Begin

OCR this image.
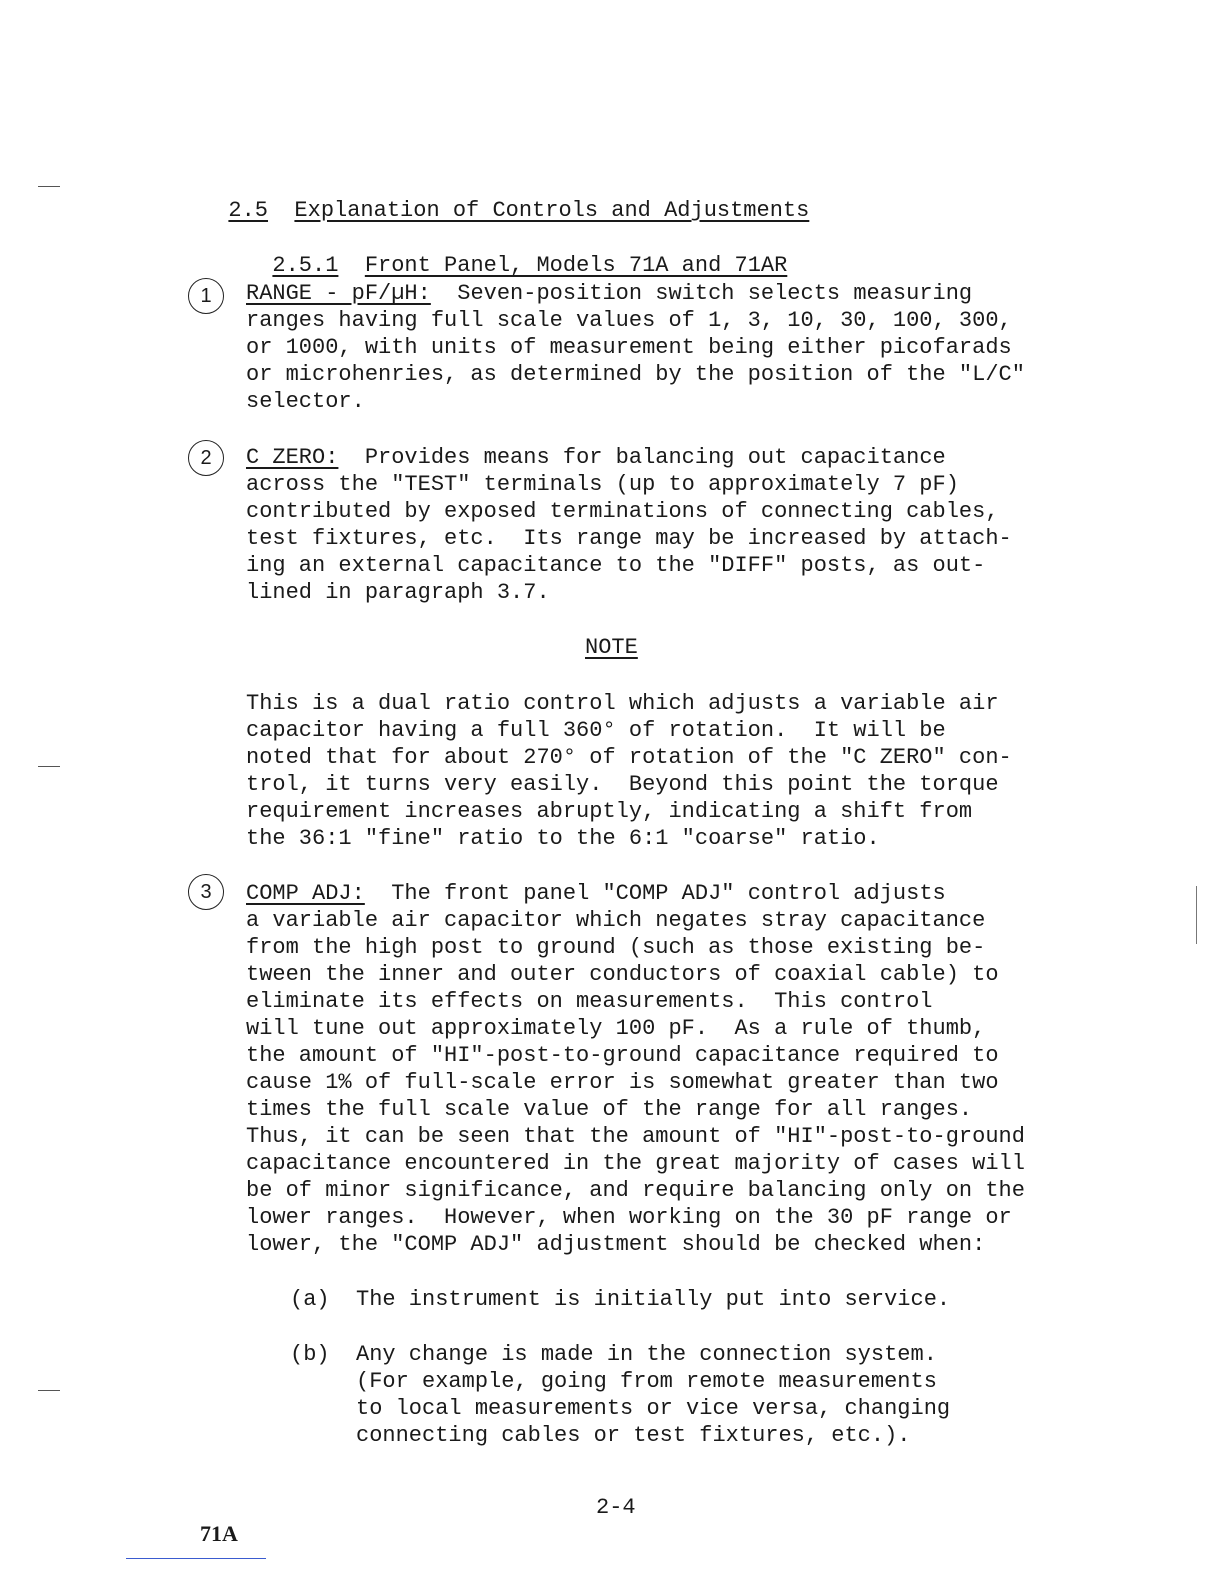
2.5 Explanation of Controls and Adjustments

2.5.1 Front Panel, Models 71A and 71AR

1	RANGE - pF/µH: Seven-position switch selects measuring
ranges having full scale values of 1, 3, 10, 30, 100, 300,
or 1000, with units of measurement being either picofarads
or microhenries, as determined by the position of the "L/C"
selector.
2	C ZERO: Provides means for balancing out capacitance
across the "TEST" terminals (up to approximately 7 pF)
contributed by exposed terminations of connecting cables,
test fixtures, etc.  Its range may be increased by attach-
ing an external capacitance to the "DIFF" posts, as out-
lined in paragraph 3.7.
NOTE
This is a dual ratio control which adjusts a variable air
capacitor having a full 360° of rotation.  It will be
noted that for about 270° of rotation of the "C ZERO" con-
trol, it turns very easily.  Beyond this point the torque
requirement increases abruptly, indicating a shift from
the 36:1 "fine" ratio to the 6:1 "coarse" ratio.
3	COMP ADJ: The front panel "COMP ADJ" control adjusts
a variable air capacitor which negates stray capacitance
from the high post to ground (such as those existing be-
tween the inner and outer conductors of coaxial cable) to
eliminate its effects on measurements.  This control
will tune out approximately 100 pF.  As a rule of thumb,
the amount of "HI"-post-to-ground capacitance required to
cause 1% of full-scale error is somewhat greater than two
times the full scale value of the range for all ranges.
Thus, it can be seen that the amount of "HI"-post-to-ground
capacitance encountered in the great majority of cases will
be of minor significance, and require balancing only on the
lower ranges.  However, when working on the 30 pF range or
lower, the "COMP ADJ" adjustment should be checked when:
(a) The instrument is initially put into service.
(b) Any change is made in the connection system.
(For example, going from remote measurements
to local measurements or vice versa, changing
connecting cables or test fixtures, etc.).
2-4
71A
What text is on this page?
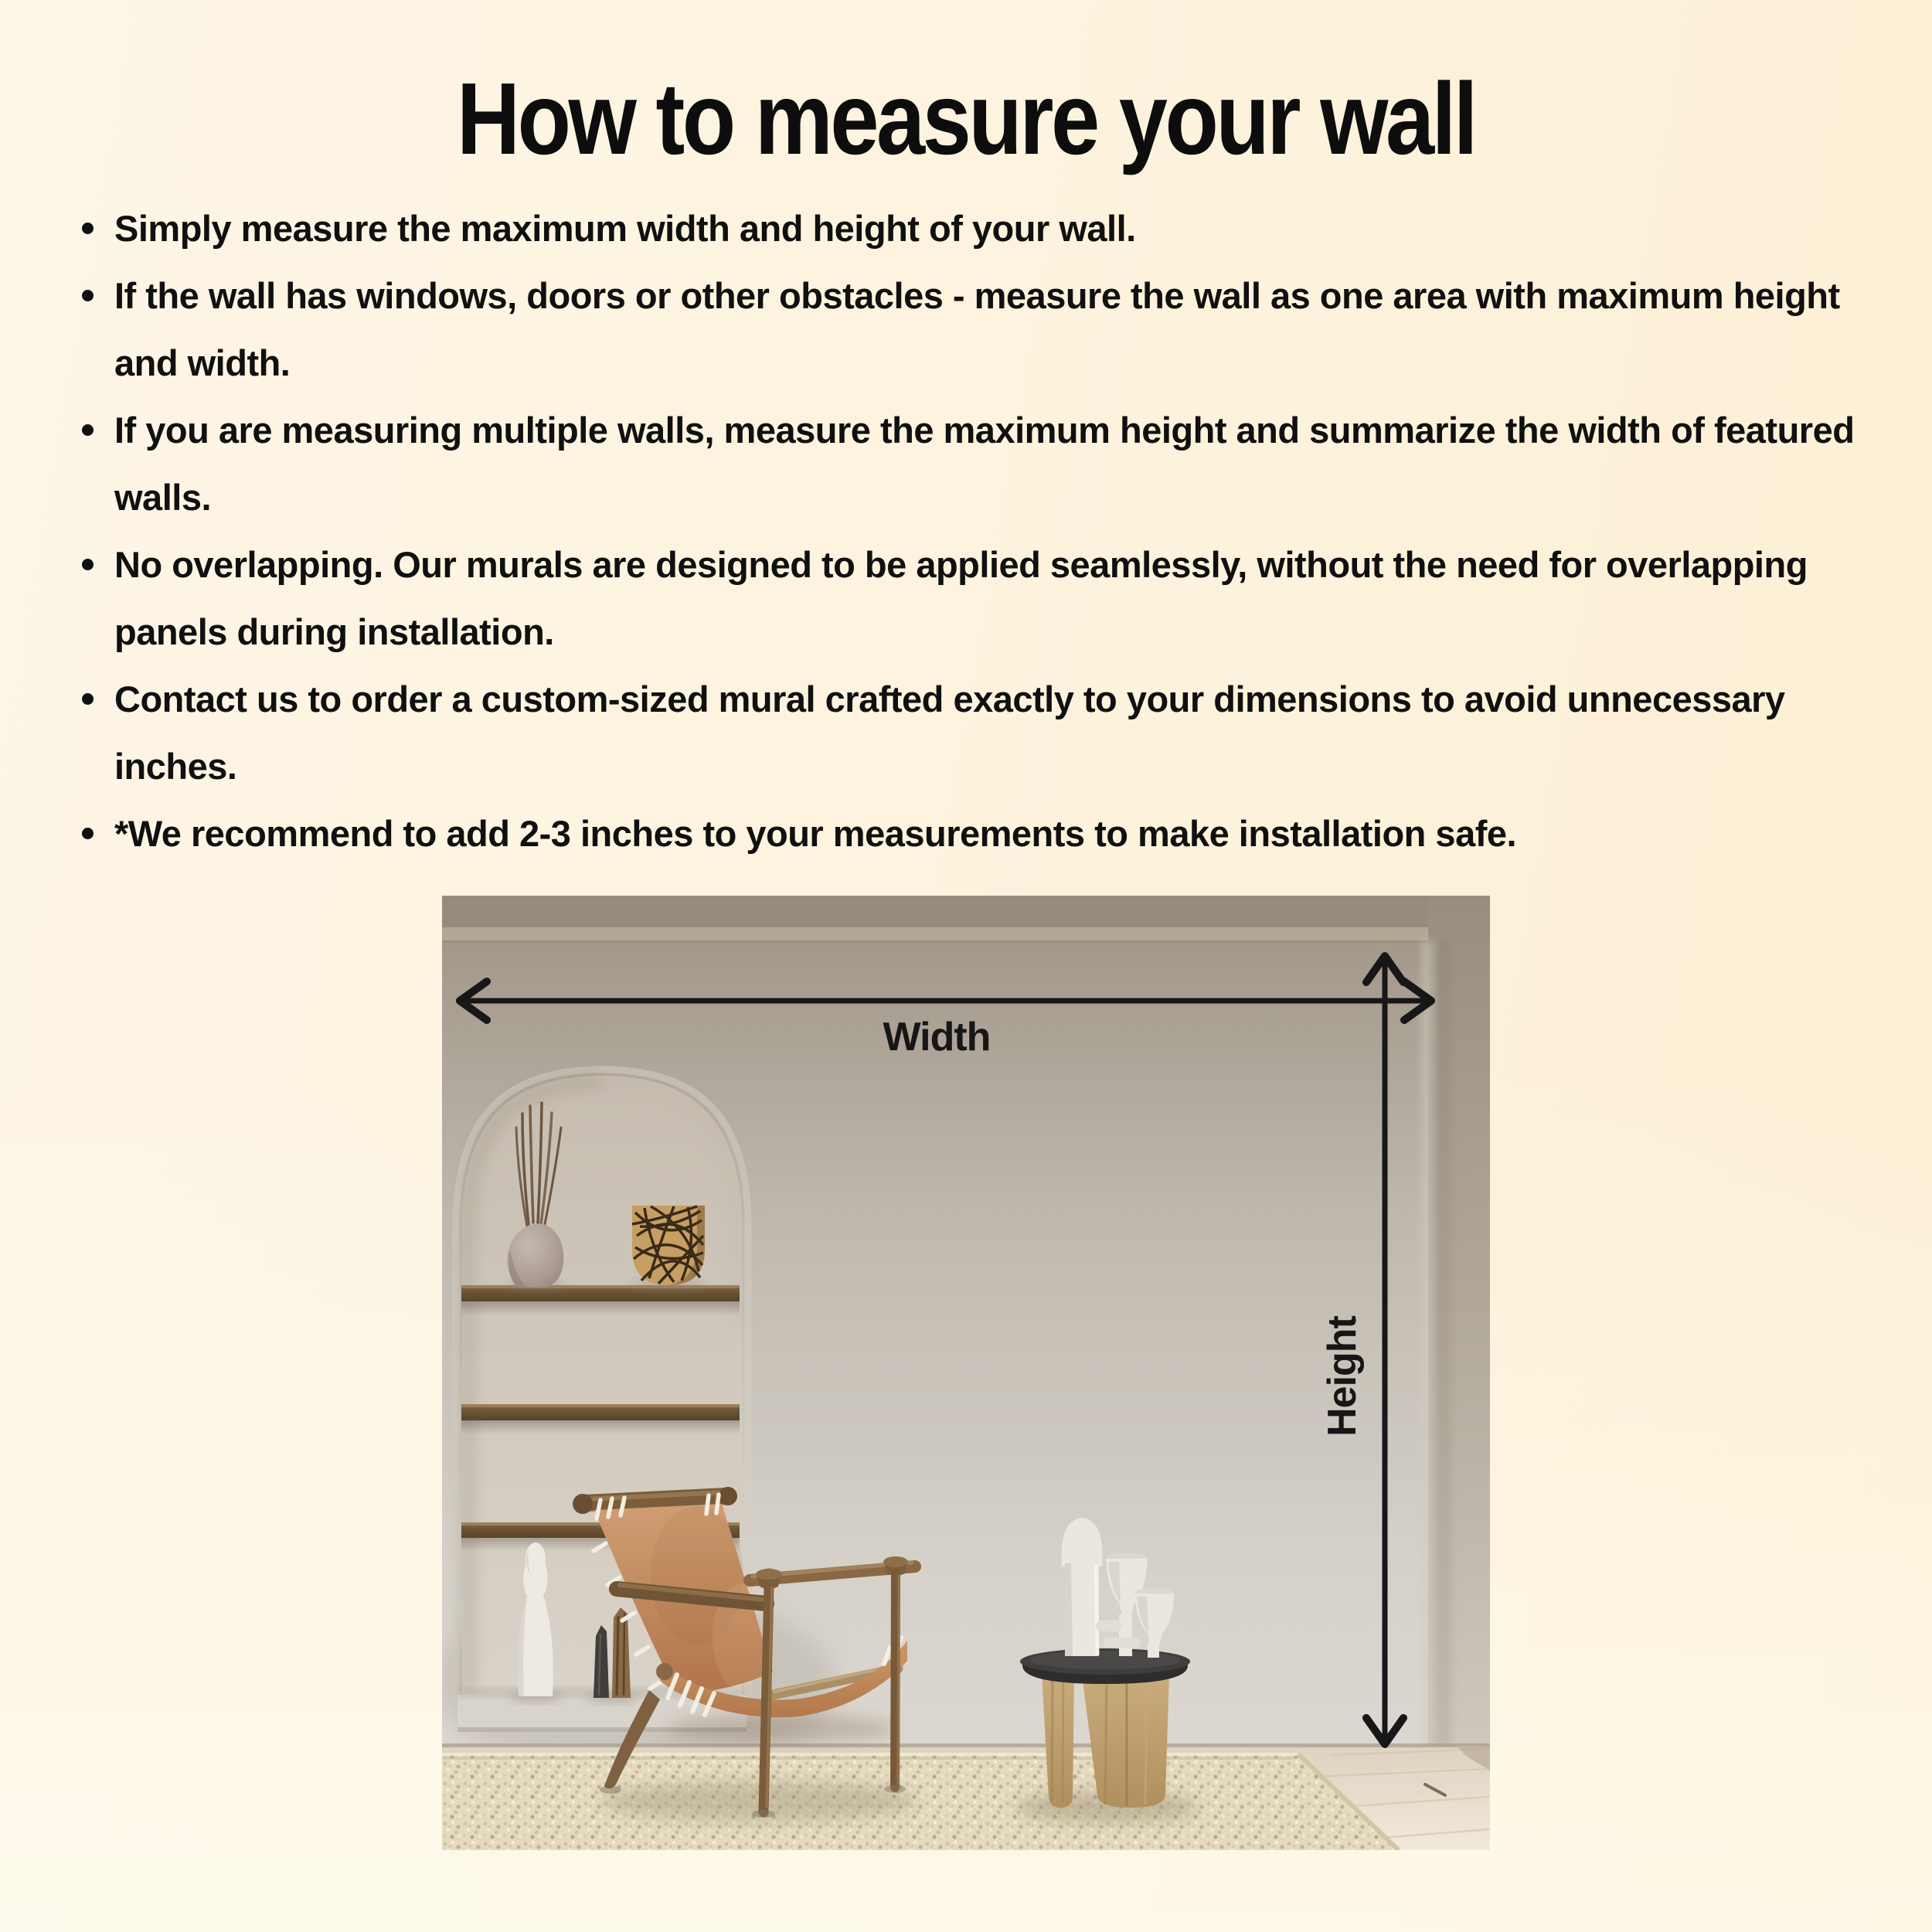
How to measure your wall
Simply measure the maximum width and height of your wall.
If the wall has windows, doors or other obstacles - measure the wall as one area with maximum height and width.
If you are measuring multiple walls, measure the maximum height and summarize the width of featured walls.
No overlapping. Our murals are designed to be applied seamlessly, without the need for overlapping panels during installation.
Contact us to order a custom-sized mural crafted exactly to your dimensions to avoid unnecessary inches.
*We recommend to add 2-3 inches to your measurements to make installation safe.
Width
Height
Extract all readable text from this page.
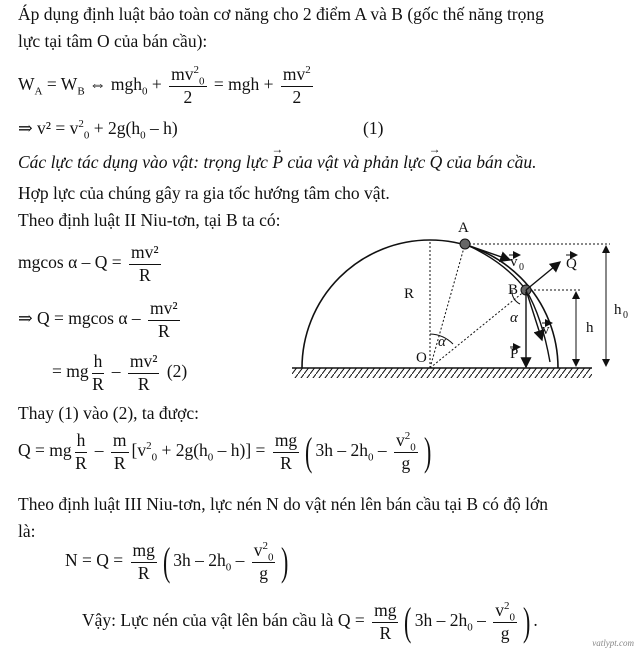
Áp dụng định luật bảo toàn cơ năng cho 2 điểm A và B (gốc thế năng trọng
lực tại tâm O của bán cầu):
$W_A = W_B$ ⇔ $mgh_0 + \frac{mv^2_0}{2}$ = mgh + $\frac{mv^2}{2}$
⇒ $v^2 = v^2_0 + 2g(h_0 - h)$	(1)
Các lực tác dụng vào vật: trọng lực → P của vật và phản lực → Q của bán cầu.
Hợp lực của chúng gây ra gia tốc hướng tâm cho vật.
Theo định luật II Niu-tơn, tại B ta có:
mgcos $\alpha - Q = \frac{\text{mv²}}{R}$
⇒ Q = mgcos α – $\frac{\text{mv²}}{R}$
= mg $\frac{h}{R} - \frac{\text{mv²}}{R} (2)$
Thay (1) vào (2), ta được:
Q = mg $\frac{h}{R} - \frac{m}{R} [v^2_0 + 2g(h_0 - h)] = \frac{mg}{R}$ ( $3h - 2h_0 - \frac{v^2_0}{g}$ )
Theo định luật III Niu-tơn, lực nén N do vật nén lên bán cầu tại B có độ lớn
là:
$N = Q = \frac{mg}{R}$ ( $3h - 2h_0 - \frac{v^2_0}{g}$ )
Vậy: Lực nén của vật lên bán cầu là $Q = \frac{mg}{R}$ ( $3h - 2h_0 - \frac{v^2_0}{g}$ ) .
A
B
O
R
α
α
v 0	Q
v
P
h
h 0
vatlypt.com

End

Copy the records word for word, leaving no picture in the copy.

▶ **SOLVED PROBLEM**:
OCR this image.
2.5 Explanation of Controls and Adjustments

2.5.1 Front Panel, Models 71A and 71AR

1	RANGE - pF/µH: Seven-position switch selects measuring
ranges having full scale values of 1, 3, 10, 30, 100, 300,
or 1000, with units of measurement being either picofarads
or microhenries, as determined by the position of the "L/C"
selector.
2	C ZERO: Provides means for balancing out capacitance
across the "TEST" terminals (up to approximately 7 pF)
contributed by exposed terminations of connecting cables,
test fixtures, etc.  Its range may be increased by attach-
ing an external capacitance to the "DIFF" posts, as out-
lined in paragraph 3.7.
NOTE
This is a dual ratio control which adjusts a variable air
capacitor having a full 360° of rotation.  It will be
noted that for about 270° of rotation of the "C ZERO" con-
trol, it turns very easily.  Beyond this point the torque
requirement increases abruptly, indicating a shift from
the 36:1 "fine" ratio to the 6:1 "coarse" ratio.
3	COMP ADJ: The front panel "COMP ADJ" control adjusts
a variable air capacitor which negates stray capacitance
from the high post to ground (such as those existing be-
tween the inner and outer conductors of coaxial cable) to
eliminate its effects on measurements.  This control
will tune out approximately 100 pF.  As a rule of thumb,
the amount of "HI"-post-to-ground capacitance required to
cause 1% of full-scale error is somewhat greater than two
times the full scale value of the range for all ranges.
Thus, it can be seen that the amount of "HI"-post-to-ground
capacitance encountered in the great majority of cases will
be of minor significance, and require balancing only on the
lower ranges.  However, when working on the 30 pF range or
lower, the "COMP ADJ" adjustment should be checked when:
(a) The instrument is initially put into service.
(b) Any change is made in the connection system.
(For example, going from remote measurements
to local measurements or vice versa, changing
connecting cables or test fixtures, etc.).
2-4
71A
What text is on this page?
How to measure your wall
Simply measure the maximum width and height of your wall.
If the wall has windows, doors or other obstacles - measure the wall as one area with maximum height and width.
If you are measuring multiple walls, measure the maximum height and summarize the width of featured walls.
No overlapping. Our murals are designed to be applied seamlessly, without the need for overlapping panels during installation.
Contact us to order a custom-sized mural crafted exactly to your dimensions to avoid unnecessary inches.
*We recommend to add 2-3 inches to your measurements to make installation safe.
Width
Height
Extract all readable text from this page.
Áp dụng định luật bảo toàn cơ năng cho 2 điểm A và B (gốc thế năng trọng
lực tại tâm O của bán cầu):
$W_A = W_B$ ⇔ $mgh_0 + \frac{mv^2_0}{2}$ = mgh + $\frac{mv^2}{2}$
⇒ $v^2 = v^2_0 + 2g(h_0 - h)$	(1)
Các lực tác dụng vào vật: trọng lực → P của vật và phản lực → Q của bán cầu.
Hợp lực của chúng gây ra gia tốc hướng tâm cho vật.
Theo định luật II Niu-tơn, tại B ta có:
mgcos $\alpha - Q = \frac{\text{mv²}}{R}$
⇒ Q = mgcos α – $\frac{\text{mv²}}{R}$
= mg $\frac{h}{R} - \frac{\text{mv²}}{R} (2)$
Thay (1) vào (2), ta được:
Q = mg $\frac{h}{R} - \frac{m}{R} [v^2_0 + 2g(h_0 - h)] = \frac{mg}{R}$ ( $3h - 2h_0 - \frac{v^2_0}{g}$ )
Theo định luật III Niu-tơn, lực nén N do vật nén lên bán cầu tại B có độ lớn
là:
$N = Q = \frac{mg}{R}$ ( $3h - 2h_0 - \frac{v^2_0}{g}$ )
Vậy: Lực nén của vật lên bán cầu là $Q = \frac{mg}{R}$ ( $3h - 2h_0 - \frac{v^2_0}{g}$ ) .
A
B
O
R
α
α
v 0	Q
v
P
h
h 0
vatlypt.com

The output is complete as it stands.